**What to do:** Starting with the line that contains "What text is on this page?", reproduce each line through the end of the entries exactly as written.

(Items from a dataset)
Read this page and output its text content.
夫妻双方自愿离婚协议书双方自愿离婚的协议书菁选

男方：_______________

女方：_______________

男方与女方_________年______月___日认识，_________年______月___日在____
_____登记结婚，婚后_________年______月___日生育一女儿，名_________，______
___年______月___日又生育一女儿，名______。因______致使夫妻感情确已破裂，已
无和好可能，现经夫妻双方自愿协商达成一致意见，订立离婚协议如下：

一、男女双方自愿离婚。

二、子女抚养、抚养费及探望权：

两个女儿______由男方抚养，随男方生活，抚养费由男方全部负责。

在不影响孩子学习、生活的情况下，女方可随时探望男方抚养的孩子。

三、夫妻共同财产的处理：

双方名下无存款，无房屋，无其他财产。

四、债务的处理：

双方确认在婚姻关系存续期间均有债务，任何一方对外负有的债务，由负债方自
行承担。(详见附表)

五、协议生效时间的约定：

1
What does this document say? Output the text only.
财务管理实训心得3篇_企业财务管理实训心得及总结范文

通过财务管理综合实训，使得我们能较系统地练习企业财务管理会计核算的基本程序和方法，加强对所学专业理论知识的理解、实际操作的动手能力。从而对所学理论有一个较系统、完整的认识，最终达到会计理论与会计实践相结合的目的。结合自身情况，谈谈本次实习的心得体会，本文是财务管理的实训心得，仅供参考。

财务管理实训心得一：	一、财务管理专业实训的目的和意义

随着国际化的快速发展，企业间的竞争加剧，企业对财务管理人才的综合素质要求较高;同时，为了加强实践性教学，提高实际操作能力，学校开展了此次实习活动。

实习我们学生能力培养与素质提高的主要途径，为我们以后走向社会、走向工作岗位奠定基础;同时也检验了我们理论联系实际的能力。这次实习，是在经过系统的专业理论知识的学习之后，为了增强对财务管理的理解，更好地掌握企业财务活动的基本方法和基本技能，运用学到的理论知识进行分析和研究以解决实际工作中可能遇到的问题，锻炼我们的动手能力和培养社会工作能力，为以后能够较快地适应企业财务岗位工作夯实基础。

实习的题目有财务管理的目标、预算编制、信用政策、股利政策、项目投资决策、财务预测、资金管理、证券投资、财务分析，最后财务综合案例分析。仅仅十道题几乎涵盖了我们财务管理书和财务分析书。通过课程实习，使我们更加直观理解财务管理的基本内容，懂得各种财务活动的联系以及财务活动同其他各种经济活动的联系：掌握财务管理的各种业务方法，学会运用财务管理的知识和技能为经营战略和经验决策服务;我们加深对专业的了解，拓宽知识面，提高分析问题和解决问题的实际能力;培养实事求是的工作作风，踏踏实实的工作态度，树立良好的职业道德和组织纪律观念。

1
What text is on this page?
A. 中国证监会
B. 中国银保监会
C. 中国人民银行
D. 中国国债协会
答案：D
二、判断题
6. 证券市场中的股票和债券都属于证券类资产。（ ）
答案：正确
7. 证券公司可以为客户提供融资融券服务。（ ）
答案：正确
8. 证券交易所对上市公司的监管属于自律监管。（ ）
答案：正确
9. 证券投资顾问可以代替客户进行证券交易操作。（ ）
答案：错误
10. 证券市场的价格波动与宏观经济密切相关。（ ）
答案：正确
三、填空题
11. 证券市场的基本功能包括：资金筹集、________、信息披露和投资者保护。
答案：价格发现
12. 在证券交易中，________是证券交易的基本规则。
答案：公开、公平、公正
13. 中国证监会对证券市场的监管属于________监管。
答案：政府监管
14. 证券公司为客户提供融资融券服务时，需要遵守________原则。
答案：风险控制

**Answer:**
What text is on this page?
A. 中国证监会
B. 中国银保监会
C. 中国人民银行
D. 中国国债协会
答案：D
二、判断题
6. 证券市场中的股票和债券都属于证券类资产。（ ）
答案：正确
7. 证券公司可以为客户提供融资融券服务。（ ）
答案：正确
8. 证券交易所对上市公司的监管属于自律监管。（ ）
答案：正确
9. 证券投资顾问可以代替客户进行证券交易操作。（ ）
答案：错误
10. 证券市场的价格波动与宏观经济密切相关。（ ）
答案：正确
三、填空题
11. 证券市场的基本功能包括：资金筹集、________、信息披露和投资者保护。
答案：价格发现
12. 在证券交易中，________是证券交易的基本规则。
答案：公开、公平、公正
13. 中国证监会对证券市场的监管属于________监管。
答案：政府监管
14. 证券公司为客户提供融资融券服务时，需要遵守________原则。
答案：风险控制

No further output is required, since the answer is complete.